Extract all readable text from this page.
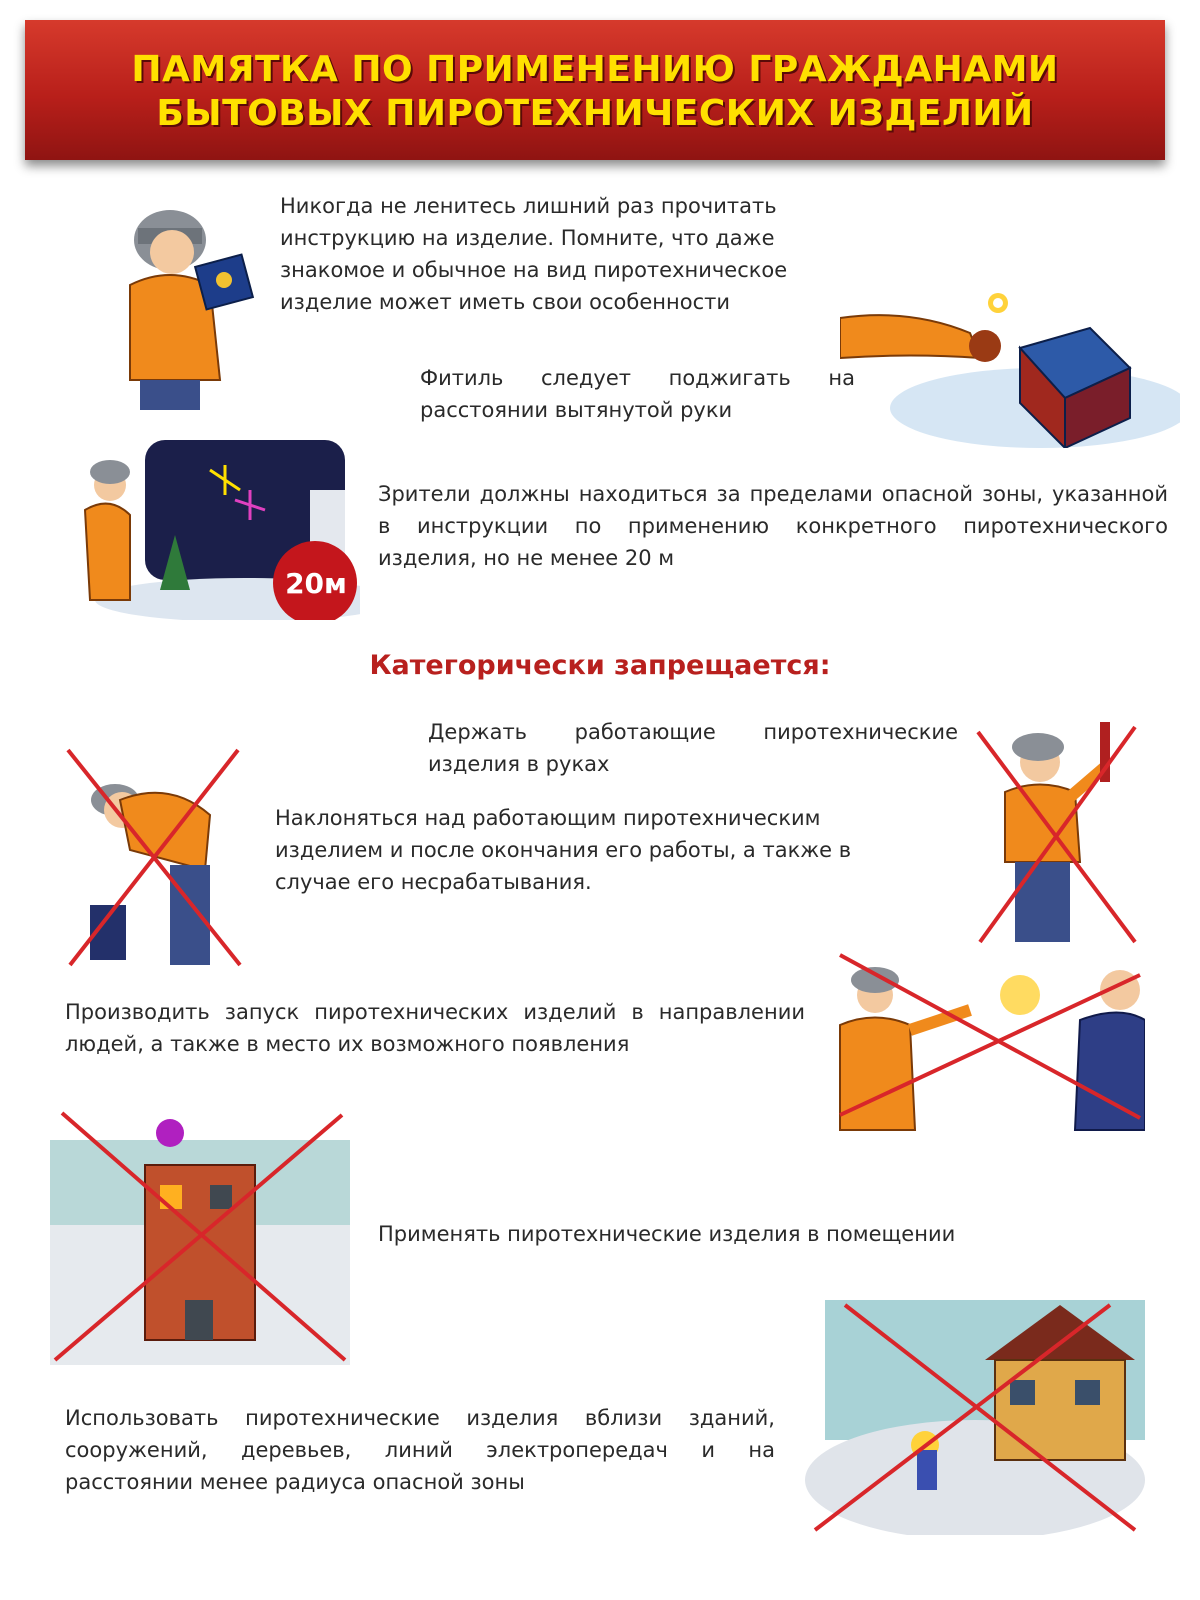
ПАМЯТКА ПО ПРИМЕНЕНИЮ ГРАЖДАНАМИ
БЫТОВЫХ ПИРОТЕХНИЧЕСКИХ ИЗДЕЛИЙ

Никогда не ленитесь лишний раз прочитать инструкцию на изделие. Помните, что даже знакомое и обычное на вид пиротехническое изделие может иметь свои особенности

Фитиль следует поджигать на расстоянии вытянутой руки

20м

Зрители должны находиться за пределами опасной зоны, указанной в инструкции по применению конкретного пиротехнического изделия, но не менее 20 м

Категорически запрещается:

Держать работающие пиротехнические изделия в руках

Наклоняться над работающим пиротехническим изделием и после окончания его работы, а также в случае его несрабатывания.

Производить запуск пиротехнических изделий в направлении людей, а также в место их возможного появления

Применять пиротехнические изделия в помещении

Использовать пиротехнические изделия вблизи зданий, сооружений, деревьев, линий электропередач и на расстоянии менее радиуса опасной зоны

• • • • • • •

Objective: Look through the entries and return every line where "зоны" appears.

Final result:
Зрители должны находиться за пределами опасной зоны, указанной в инструкции по применению конкретного пиротехнического изделия, но не менее 20 м
Использовать пиротехнические изделия вблизи зданий, сооружений, деревьев, линий электропередач и на расстоянии менее радиуса опасной зоны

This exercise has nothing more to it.